● **Exercise input**
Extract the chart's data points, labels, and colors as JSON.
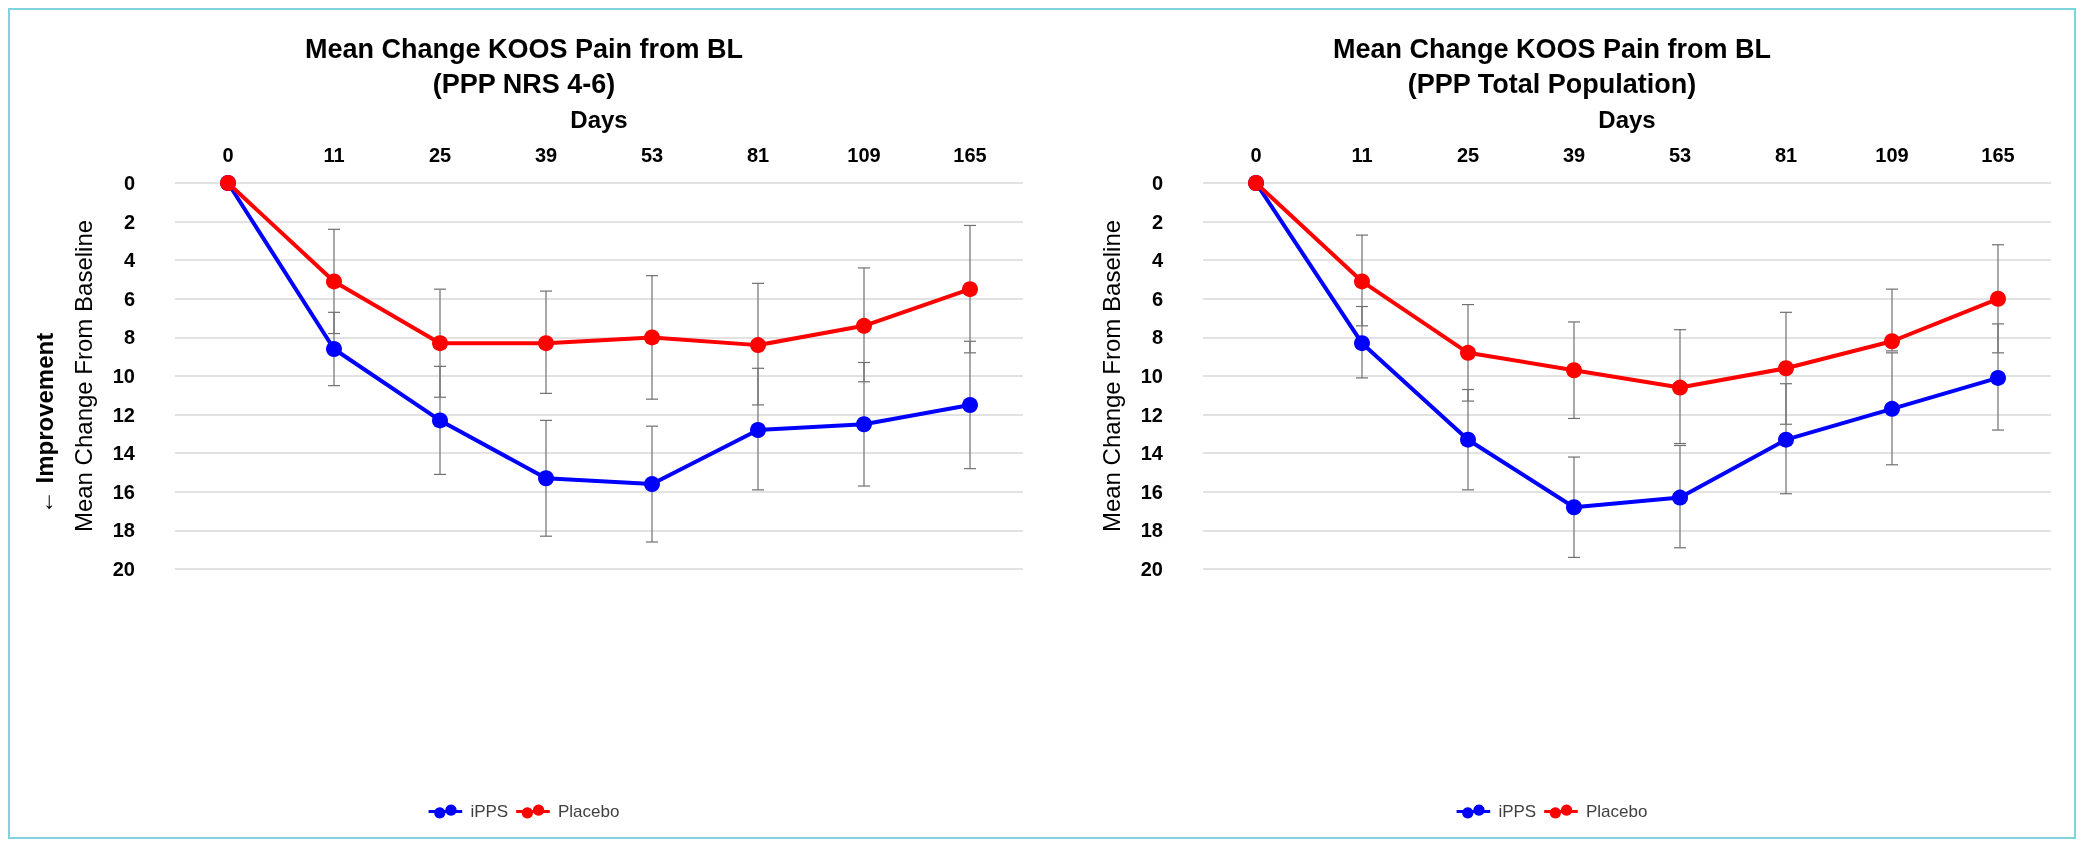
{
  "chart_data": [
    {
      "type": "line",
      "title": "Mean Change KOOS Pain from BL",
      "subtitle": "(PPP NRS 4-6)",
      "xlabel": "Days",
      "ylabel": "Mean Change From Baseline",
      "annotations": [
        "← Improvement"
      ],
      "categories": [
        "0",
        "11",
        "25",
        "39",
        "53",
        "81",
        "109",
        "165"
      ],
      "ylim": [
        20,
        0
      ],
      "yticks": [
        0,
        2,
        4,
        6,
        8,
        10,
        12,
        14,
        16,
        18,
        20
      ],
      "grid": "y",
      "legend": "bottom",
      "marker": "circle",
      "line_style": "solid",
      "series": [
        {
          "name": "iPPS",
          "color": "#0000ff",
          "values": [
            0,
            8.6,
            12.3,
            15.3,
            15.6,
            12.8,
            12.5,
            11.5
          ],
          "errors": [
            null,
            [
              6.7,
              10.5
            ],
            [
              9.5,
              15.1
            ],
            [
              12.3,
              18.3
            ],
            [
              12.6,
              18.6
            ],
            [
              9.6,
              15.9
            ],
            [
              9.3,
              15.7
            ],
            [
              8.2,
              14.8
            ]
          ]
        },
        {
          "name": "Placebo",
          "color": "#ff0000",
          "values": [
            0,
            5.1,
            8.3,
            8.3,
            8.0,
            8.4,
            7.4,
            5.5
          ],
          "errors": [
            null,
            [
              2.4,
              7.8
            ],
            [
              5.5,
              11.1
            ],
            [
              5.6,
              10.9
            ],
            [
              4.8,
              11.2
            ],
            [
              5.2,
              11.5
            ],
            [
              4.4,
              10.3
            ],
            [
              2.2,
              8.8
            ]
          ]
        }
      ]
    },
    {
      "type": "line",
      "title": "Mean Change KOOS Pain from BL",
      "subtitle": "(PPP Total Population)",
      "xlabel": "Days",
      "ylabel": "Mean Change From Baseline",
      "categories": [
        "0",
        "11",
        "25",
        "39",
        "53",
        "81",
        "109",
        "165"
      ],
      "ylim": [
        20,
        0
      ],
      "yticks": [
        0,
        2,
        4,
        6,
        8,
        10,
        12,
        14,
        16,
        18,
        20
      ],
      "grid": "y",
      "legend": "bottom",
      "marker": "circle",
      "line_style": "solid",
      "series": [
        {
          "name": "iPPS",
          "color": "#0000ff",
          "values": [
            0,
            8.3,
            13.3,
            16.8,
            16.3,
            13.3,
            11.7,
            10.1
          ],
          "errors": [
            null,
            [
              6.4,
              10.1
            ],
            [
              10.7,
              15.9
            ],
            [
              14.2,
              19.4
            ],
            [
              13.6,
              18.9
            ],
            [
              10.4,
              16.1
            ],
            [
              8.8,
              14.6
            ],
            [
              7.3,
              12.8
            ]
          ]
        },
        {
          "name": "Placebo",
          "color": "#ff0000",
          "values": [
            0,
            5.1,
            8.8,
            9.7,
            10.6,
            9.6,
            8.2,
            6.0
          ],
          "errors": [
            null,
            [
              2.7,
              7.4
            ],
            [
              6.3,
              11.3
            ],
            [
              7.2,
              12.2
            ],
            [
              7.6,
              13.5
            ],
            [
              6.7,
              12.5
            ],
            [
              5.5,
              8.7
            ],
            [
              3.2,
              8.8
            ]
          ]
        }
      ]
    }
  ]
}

● **Task description**
Return each line exactly as written. Any picture gets left out.

● **Result of the exercise**
Extract the chart's data points, labels, and colors as JSON.
{
  "chart_data": [
    {
      "type": "line",
      "title": "Mean Change KOOS Pain from BL",
      "subtitle": "(PPP NRS 4-6)",
      "xlabel": "Days",
      "ylabel": "Mean Change From Baseline",
      "annotations": [
        "← Improvement"
      ],
      "categories": [
        "0",
        "11",
        "25",
        "39",
        "53",
        "81",
        "109",
        "165"
      ],
      "ylim": [
        20,
        0
      ],
      "yticks": [
        0,
        2,
        4,
        6,
        8,
        10,
        12,
        14,
        16,
        18,
        20
      ],
      "grid": "y",
      "legend": "bottom",
      "marker": "circle",
      "line_style": "solid",
      "series": [
        {
          "name": "iPPS",
          "color": "#0000ff",
          "values": [
            0,
            8.6,
            12.3,
            15.3,
            15.6,
            12.8,
            12.5,
            11.5
          ],
          "errors": [
            null,
            [
              6.7,
              10.5
            ],
            [
              9.5,
              15.1
            ],
            [
              12.3,
              18.3
            ],
            [
              12.6,
              18.6
            ],
            [
              9.6,
              15.9
            ],
            [
              9.3,
              15.7
            ],
            [
              8.2,
              14.8
            ]
          ]
        },
        {
          "name": "Placebo",
          "color": "#ff0000",
          "values": [
            0,
            5.1,
            8.3,
            8.3,
            8.0,
            8.4,
            7.4,
            5.5
          ],
          "errors": [
            null,
            [
              2.4,
              7.8
            ],
            [
              5.5,
              11.1
            ],
            [
              5.6,
              10.9
            ],
            [
              4.8,
              11.2
            ],
            [
              5.2,
              11.5
            ],
            [
              4.4,
              10.3
            ],
            [
              2.2,
              8.8
            ]
          ]
        }
      ]
    },
    {
      "type": "line",
      "title": "Mean Change KOOS Pain from BL",
      "subtitle": "(PPP Total Population)",
      "xlabel": "Days",
      "ylabel": "Mean Change From Baseline",
      "categories": [
        "0",
        "11",
        "25",
        "39",
        "53",
        "81",
        "109",
        "165"
      ],
      "ylim": [
        20,
        0
      ],
      "yticks": [
        0,
        2,
        4,
        6,
        8,
        10,
        12,
        14,
        16,
        18,
        20
      ],
      "grid": "y",
      "legend": "bottom",
      "marker": "circle",
      "line_style": "solid",
      "series": [
        {
          "name": "iPPS",
          "color": "#0000ff",
          "values": [
            0,
            8.3,
            13.3,
            16.8,
            16.3,
            13.3,
            11.7,
            10.1
          ],
          "errors": [
            null,
            [
              6.4,
              10.1
            ],
            [
              10.7,
              15.9
            ],
            [
              14.2,
              19.4
            ],
            [
              13.6,
              18.9
            ],
            [
              10.4,
              16.1
            ],
            [
              8.8,
              14.6
            ],
            [
              7.3,
              12.8
            ]
          ]
        },
        {
          "name": "Placebo",
          "color": "#ff0000",
          "values": [
            0,
            5.1,
            8.8,
            9.7,
            10.6,
            9.6,
            8.2,
            6.0
          ],
          "errors": [
            null,
            [
              2.7,
              7.4
            ],
            [
              6.3,
              11.3
            ],
            [
              7.2,
              12.2
            ],
            [
              7.6,
              13.5
            ],
            [
              6.7,
              12.5
            ],
            [
              5.5,
              8.7
            ],
            [
              3.2,
              8.8
            ]
          ]
        }
      ]
    }
  ]
}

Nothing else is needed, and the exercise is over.